__PROBLEM STATEMENT__
Retype the full set of records. Keep every character identical.

Stored dataset items
— start —

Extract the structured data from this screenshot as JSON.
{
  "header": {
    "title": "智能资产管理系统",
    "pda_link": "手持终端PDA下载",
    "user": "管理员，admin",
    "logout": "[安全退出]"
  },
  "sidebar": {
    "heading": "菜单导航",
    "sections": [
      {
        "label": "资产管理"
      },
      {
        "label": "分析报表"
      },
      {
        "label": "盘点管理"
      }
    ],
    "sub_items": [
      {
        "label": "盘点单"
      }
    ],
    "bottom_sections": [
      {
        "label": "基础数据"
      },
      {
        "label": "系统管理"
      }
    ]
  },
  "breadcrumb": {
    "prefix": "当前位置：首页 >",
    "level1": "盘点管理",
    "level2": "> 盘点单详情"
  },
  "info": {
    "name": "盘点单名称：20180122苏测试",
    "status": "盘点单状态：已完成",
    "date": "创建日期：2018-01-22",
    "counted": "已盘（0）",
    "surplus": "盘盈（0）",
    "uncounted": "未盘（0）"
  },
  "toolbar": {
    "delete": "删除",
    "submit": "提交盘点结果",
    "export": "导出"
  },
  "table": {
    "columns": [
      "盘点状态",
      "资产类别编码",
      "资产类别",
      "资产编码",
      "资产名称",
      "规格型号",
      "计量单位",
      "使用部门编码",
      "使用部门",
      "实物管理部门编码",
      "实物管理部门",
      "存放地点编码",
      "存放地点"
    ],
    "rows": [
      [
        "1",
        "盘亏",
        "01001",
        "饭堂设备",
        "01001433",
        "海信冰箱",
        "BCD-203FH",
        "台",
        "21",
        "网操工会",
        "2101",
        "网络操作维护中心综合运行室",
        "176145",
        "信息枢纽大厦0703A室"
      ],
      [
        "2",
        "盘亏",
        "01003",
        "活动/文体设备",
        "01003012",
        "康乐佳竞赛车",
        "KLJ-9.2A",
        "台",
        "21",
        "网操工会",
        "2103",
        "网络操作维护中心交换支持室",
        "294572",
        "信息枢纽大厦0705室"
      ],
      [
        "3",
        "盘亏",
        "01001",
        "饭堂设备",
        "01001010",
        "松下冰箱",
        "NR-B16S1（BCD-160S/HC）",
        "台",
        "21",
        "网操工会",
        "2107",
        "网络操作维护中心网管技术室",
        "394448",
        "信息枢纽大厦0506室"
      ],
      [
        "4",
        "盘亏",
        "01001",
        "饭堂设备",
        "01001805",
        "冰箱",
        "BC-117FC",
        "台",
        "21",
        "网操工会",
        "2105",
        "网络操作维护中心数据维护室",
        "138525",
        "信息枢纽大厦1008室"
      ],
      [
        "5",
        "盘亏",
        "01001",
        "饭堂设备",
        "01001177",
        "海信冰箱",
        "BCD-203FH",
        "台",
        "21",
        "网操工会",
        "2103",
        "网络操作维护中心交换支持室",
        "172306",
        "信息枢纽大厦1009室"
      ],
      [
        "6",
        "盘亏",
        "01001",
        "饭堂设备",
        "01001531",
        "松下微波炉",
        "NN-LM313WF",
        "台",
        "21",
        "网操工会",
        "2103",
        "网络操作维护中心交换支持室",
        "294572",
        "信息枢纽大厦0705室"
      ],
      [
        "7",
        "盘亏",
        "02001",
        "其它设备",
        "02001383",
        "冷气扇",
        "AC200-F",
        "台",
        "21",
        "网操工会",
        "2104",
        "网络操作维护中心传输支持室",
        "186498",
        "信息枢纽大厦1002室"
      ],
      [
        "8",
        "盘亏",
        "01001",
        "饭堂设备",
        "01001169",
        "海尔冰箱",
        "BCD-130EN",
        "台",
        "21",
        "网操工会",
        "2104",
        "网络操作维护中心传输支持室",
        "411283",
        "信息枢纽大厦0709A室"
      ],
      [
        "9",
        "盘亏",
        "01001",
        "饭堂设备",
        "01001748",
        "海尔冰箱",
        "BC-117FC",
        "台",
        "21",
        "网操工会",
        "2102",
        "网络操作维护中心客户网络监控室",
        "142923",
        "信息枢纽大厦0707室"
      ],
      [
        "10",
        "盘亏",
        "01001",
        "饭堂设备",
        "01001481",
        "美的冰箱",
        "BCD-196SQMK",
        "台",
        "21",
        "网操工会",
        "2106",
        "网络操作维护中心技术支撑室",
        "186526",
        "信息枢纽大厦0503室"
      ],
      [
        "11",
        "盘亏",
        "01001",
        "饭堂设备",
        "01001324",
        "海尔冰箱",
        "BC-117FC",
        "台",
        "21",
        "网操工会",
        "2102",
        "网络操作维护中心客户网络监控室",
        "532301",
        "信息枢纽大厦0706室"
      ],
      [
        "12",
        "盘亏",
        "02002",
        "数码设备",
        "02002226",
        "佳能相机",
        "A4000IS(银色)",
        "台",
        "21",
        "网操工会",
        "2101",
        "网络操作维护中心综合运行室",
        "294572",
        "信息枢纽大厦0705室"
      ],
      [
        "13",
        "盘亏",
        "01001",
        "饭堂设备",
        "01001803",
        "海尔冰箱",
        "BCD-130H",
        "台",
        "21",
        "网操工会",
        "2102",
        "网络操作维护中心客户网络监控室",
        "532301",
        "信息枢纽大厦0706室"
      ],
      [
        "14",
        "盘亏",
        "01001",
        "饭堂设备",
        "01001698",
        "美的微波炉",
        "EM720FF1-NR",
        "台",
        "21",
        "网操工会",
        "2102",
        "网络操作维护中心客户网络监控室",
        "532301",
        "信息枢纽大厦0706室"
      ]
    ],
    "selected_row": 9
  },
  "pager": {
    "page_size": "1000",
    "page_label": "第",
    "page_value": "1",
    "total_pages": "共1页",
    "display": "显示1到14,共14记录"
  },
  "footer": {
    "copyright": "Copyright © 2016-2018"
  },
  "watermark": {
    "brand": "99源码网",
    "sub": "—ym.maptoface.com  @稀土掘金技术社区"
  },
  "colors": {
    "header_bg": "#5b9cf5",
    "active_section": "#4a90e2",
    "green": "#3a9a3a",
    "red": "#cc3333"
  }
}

— end —

__SOLUTION FOR THIS EXERCISE__
Extract the structured data from this screenshot as JSON.
{
  "header": {
    "title": "智能资产管理系统",
    "pda_link": "手持终端PDA下载",
    "user": "管理员，admin",
    "logout": "[安全退出]"
  },
  "sidebar": {
    "heading": "菜单导航",
    "sections": [
      {
        "label": "资产管理"
      },
      {
        "label": "分析报表"
      },
      {
        "label": "盘点管理"
      }
    ],
    "sub_items": [
      {
        "label": "盘点单"
      }
    ],
    "bottom_sections": [
      {
        "label": "基础数据"
      },
      {
        "label": "系统管理"
      }
    ]
  },
  "breadcrumb": {
    "prefix": "当前位置：首页 >",
    "level1": "盘点管理",
    "level2": "> 盘点单详情"
  },
  "info": {
    "name": "盘点单名称：20180122苏测试",
    "status": "盘点单状态：已完成",
    "date": "创建日期：2018-01-22",
    "counted": "已盘（0）",
    "surplus": "盘盈（0）",
    "uncounted": "未盘（0）"
  },
  "toolbar": {
    "delete": "删除",
    "submit": "提交盘点结果",
    "export": "导出"
  },
  "table": {
    "columns": [
      "盘点状态",
      "资产类别编码",
      "资产类别",
      "资产编码",
      "资产名称",
      "规格型号",
      "计量单位",
      "使用部门编码",
      "使用部门",
      "实物管理部门编码",
      "实物管理部门",
      "存放地点编码",
      "存放地点"
    ],
    "rows": [
      [
        "1",
        "盘亏",
        "01001",
        "饭堂设备",
        "01001433",
        "海信冰箱",
        "BCD-203FH",
        "台",
        "21",
        "网操工会",
        "2101",
        "网络操作维护中心综合运行室",
        "176145",
        "信息枢纽大厦0703A室"
      ],
      [
        "2",
        "盘亏",
        "01003",
        "活动/文体设备",
        "01003012",
        "康乐佳竞赛车",
        "KLJ-9.2A",
        "台",
        "21",
        "网操工会",
        "2103",
        "网络操作维护中心交换支持室",
        "294572",
        "信息枢纽大厦0705室"
      ],
      [
        "3",
        "盘亏",
        "01001",
        "饭堂设备",
        "01001010",
        "松下冰箱",
        "NR-B16S1（BCD-160S/HC）",
        "台",
        "21",
        "网操工会",
        "2107",
        "网络操作维护中心网管技术室",
        "394448",
        "信息枢纽大厦0506室"
      ],
      [
        "4",
        "盘亏",
        "01001",
        "饭堂设备",
        "01001805",
        "冰箱",
        "BC-117FC",
        "台",
        "21",
        "网操工会",
        "2105",
        "网络操作维护中心数据维护室",
        "138525",
        "信息枢纽大厦1008室"
      ],
      [
        "5",
        "盘亏",
        "01001",
        "饭堂设备",
        "01001177",
        "海信冰箱",
        "BCD-203FH",
        "台",
        "21",
        "网操工会",
        "2103",
        "网络操作维护中心交换支持室",
        "172306",
        "信息枢纽大厦1009室"
      ],
      [
        "6",
        "盘亏",
        "01001",
        "饭堂设备",
        "01001531",
        "松下微波炉",
        "NN-LM313WF",
        "台",
        "21",
        "网操工会",
        "2103",
        "网络操作维护中心交换支持室",
        "294572",
        "信息枢纽大厦0705室"
      ],
      [
        "7",
        "盘亏",
        "02001",
        "其它设备",
        "02001383",
        "冷气扇",
        "AC200-F",
        "台",
        "21",
        "网操工会",
        "2104",
        "网络操作维护中心传输支持室",
        "186498",
        "信息枢纽大厦1002室"
      ],
      [
        "8",
        "盘亏",
        "01001",
        "饭堂设备",
        "01001169",
        "海尔冰箱",
        "BCD-130EN",
        "台",
        "21",
        "网操工会",
        "2104",
        "网络操作维护中心传输支持室",
        "411283",
        "信息枢纽大厦0709A室"
      ],
      [
        "9",
        "盘亏",
        "01001",
        "饭堂设备",
        "01001748",
        "海尔冰箱",
        "BC-117FC",
        "台",
        "21",
        "网操工会",
        "2102",
        "网络操作维护中心客户网络监控室",
        "142923",
        "信息枢纽大厦0707室"
      ],
      [
        "10",
        "盘亏",
        "01001",
        "饭堂设备",
        "01001481",
        "美的冰箱",
        "BCD-196SQMK",
        "台",
        "21",
        "网操工会",
        "2106",
        "网络操作维护中心技术支撑室",
        "186526",
        "信息枢纽大厦0503室"
      ],
      [
        "11",
        "盘亏",
        "01001",
        "饭堂设备",
        "01001324",
        "海尔冰箱",
        "BC-117FC",
        "台",
        "21",
        "网操工会",
        "2102",
        "网络操作维护中心客户网络监控室",
        "532301",
        "信息枢纽大厦0706室"
      ],
      [
        "12",
        "盘亏",
        "02002",
        "数码设备",
        "02002226",
        "佳能相机",
        "A4000IS(银色)",
        "台",
        "21",
        "网操工会",
        "2101",
        "网络操作维护中心综合运行室",
        "294572",
        "信息枢纽大厦0705室"
      ],
      [
        "13",
        "盘亏",
        "01001",
        "饭堂设备",
        "01001803",
        "海尔冰箱",
        "BCD-130H",
        "台",
        "21",
        "网操工会",
        "2102",
        "网络操作维护中心客户网络监控室",
        "532301",
        "信息枢纽大厦0706室"
      ],
      [
        "14",
        "盘亏",
        "01001",
        "饭堂设备",
        "01001698",
        "美的微波炉",
        "EM720FF1-NR",
        "台",
        "21",
        "网操工会",
        "2102",
        "网络操作维护中心客户网络监控室",
        "532301",
        "信息枢纽大厦0706室"
      ]
    ],
    "selected_row": 9
  },
  "pager": {
    "page_size": "1000",
    "page_label": "第",
    "page_value": "1",
    "total_pages": "共1页",
    "display": "显示1到14,共14记录"
  },
  "footer": {
    "copyright": "Copyright © 2016-2018"
  },
  "watermark": {
    "brand": "99源码网",
    "sub": "—ym.maptoface.com  @稀土掘金技术社区"
  },
  "colors": {
    "header_bg": "#5b9cf5",
    "active_section": "#4a90e2",
    "green": "#3a9a3a",
    "red": "#cc3333"
  }
}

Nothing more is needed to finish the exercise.